_Records for the exercise_.
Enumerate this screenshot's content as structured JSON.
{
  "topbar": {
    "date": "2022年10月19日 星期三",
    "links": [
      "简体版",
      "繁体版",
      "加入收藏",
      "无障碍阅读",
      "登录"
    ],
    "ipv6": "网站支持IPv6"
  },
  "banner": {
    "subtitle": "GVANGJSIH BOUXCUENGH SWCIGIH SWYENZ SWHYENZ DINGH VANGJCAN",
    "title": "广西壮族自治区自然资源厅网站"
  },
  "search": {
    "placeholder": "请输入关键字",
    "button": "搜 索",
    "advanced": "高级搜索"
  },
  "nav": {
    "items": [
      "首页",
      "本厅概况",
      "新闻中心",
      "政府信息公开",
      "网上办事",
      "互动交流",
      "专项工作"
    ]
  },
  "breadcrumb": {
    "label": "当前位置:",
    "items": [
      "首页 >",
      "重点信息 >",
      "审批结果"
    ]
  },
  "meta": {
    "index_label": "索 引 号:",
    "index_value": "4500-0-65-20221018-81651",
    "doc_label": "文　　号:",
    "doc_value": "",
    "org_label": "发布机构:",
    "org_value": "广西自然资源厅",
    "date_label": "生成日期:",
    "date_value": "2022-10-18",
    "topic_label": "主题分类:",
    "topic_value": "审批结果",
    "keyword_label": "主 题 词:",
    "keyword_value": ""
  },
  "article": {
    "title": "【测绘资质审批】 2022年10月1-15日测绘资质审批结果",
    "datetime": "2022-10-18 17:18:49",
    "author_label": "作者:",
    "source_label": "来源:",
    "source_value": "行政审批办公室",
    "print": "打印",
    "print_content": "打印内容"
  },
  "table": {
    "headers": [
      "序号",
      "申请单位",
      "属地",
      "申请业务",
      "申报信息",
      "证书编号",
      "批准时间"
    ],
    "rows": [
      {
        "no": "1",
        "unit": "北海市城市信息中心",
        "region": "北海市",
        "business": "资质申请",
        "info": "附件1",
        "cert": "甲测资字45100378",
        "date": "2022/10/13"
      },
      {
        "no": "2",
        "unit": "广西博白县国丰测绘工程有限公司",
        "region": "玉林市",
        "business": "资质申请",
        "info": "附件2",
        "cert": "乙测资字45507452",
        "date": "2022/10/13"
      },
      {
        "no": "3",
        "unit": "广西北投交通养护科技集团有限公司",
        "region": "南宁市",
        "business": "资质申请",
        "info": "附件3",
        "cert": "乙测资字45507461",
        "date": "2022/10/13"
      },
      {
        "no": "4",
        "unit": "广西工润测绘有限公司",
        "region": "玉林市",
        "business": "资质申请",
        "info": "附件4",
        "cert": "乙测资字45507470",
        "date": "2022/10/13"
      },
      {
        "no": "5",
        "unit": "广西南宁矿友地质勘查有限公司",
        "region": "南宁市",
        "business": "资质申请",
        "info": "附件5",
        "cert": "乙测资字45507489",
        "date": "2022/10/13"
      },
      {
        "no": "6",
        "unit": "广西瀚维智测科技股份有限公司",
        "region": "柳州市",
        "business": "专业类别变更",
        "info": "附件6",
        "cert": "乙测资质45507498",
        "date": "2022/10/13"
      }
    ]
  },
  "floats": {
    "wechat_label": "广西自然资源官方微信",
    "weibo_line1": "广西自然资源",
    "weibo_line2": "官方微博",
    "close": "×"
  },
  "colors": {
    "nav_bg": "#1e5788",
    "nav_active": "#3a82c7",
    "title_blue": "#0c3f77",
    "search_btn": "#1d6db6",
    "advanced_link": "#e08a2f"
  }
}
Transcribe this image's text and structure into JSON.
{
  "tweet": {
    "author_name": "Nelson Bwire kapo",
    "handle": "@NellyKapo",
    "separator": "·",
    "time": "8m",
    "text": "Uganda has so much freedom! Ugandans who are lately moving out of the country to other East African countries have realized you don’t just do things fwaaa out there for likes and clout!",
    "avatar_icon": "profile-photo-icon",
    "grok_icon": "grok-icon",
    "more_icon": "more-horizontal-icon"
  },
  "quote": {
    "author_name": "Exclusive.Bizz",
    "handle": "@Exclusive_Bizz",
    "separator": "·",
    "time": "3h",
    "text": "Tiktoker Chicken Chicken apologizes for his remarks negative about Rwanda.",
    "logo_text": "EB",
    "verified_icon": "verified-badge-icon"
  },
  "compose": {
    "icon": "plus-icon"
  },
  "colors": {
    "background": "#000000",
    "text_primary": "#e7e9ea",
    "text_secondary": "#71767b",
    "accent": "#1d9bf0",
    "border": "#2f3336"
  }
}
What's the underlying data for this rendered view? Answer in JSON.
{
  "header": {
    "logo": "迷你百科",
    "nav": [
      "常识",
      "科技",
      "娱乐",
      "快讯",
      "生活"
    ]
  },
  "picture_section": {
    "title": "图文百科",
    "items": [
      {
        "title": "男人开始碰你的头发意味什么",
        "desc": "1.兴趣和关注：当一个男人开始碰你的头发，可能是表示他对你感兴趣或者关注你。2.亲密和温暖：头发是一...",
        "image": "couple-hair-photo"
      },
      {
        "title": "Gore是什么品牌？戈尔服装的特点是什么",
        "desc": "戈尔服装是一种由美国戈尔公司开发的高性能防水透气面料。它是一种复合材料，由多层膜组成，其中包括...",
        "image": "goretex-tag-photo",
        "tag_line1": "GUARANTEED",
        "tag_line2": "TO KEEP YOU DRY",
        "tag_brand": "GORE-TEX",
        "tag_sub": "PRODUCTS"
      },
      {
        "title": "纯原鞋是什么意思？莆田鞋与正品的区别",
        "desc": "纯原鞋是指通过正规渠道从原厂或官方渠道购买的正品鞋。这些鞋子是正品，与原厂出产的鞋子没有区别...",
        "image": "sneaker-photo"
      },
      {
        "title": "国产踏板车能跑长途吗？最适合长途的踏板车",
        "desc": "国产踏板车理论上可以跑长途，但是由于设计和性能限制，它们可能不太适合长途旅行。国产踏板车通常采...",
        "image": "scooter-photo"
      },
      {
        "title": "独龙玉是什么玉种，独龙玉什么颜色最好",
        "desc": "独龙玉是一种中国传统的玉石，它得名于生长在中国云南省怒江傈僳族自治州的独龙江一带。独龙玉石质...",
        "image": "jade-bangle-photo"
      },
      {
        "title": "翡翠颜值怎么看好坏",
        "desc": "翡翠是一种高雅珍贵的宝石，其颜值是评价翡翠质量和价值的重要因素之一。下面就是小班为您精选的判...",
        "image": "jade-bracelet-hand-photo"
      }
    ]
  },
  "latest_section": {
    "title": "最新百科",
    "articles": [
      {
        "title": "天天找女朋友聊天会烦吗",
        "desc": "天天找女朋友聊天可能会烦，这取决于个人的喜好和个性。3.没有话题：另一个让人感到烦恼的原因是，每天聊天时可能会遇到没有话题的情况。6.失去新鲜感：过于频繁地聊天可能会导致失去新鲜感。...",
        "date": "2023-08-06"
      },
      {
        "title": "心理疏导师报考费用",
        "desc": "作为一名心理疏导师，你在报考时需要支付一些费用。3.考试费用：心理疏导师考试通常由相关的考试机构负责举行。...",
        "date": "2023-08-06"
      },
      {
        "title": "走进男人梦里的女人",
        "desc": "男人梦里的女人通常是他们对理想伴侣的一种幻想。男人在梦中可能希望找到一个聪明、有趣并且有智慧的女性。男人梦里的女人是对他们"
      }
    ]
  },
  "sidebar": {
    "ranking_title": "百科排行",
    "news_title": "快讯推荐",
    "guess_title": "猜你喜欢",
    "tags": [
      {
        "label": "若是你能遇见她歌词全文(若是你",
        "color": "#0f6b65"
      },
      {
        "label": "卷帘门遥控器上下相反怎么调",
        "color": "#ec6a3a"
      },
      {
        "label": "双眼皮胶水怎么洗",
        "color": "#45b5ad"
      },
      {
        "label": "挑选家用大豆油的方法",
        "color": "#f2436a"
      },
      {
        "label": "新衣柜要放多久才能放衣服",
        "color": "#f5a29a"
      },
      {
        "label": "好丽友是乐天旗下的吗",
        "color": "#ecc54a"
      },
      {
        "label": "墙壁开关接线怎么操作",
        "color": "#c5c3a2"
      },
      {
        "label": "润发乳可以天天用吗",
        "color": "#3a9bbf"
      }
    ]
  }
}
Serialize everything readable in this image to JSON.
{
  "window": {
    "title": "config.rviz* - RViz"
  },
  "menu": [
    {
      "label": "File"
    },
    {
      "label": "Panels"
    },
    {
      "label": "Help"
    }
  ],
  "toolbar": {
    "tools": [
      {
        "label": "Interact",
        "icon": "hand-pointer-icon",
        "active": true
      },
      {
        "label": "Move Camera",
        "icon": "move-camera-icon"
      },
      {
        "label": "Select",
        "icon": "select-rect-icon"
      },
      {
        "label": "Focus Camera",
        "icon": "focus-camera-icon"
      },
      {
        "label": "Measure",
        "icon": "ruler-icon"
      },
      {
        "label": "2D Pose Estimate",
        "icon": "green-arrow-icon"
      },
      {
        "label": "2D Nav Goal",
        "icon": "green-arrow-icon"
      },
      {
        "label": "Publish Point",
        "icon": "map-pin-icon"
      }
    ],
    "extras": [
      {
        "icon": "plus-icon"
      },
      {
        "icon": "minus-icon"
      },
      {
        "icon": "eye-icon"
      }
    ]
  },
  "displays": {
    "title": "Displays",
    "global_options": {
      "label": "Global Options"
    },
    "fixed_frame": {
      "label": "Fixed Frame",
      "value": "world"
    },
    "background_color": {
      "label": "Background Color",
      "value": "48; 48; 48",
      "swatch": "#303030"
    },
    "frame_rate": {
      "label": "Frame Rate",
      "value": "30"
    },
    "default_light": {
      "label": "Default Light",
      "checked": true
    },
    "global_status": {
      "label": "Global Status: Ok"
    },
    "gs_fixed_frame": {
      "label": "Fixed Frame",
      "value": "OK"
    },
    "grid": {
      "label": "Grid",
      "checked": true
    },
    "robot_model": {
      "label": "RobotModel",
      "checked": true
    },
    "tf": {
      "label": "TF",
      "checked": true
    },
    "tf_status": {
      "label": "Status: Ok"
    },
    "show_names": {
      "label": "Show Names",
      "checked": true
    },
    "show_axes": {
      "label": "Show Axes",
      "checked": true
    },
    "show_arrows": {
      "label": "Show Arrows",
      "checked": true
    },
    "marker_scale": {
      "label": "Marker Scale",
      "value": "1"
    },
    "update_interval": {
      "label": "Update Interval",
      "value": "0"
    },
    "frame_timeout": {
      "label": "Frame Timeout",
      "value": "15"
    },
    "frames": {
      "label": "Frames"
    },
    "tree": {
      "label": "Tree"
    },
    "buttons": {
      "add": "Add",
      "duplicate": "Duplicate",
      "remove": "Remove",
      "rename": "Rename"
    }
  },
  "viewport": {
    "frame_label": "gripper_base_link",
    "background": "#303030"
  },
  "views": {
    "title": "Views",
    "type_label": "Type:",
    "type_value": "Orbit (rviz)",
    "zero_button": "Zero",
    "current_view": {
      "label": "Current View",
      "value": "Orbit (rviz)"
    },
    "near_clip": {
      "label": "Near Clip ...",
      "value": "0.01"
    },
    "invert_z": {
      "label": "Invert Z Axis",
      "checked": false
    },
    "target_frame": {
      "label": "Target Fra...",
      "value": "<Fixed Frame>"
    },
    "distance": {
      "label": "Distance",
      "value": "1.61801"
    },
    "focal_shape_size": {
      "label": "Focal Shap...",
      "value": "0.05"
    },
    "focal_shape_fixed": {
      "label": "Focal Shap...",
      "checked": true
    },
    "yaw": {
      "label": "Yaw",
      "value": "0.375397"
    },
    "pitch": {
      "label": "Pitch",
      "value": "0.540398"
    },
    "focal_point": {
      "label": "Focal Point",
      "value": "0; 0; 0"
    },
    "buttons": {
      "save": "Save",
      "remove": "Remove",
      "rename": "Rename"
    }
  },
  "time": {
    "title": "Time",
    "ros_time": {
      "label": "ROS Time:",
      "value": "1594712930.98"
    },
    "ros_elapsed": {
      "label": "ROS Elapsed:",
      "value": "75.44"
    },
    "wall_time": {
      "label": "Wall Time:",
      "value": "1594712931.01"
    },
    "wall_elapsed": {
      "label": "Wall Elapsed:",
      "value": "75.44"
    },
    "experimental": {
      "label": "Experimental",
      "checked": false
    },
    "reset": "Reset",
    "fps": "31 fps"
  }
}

_Task to carry out_.
Pull out all lines from the entries above in which the word "cert" appears.

_Written response_.
        "cert": "甲测资字45100378",
        "cert": "乙测资字45507452",
        "cert": "乙测资字45507461",
        "cert": "乙测资字45507470",
        "cert": "乙测资字45507489",
        "cert": "乙测资质45507498",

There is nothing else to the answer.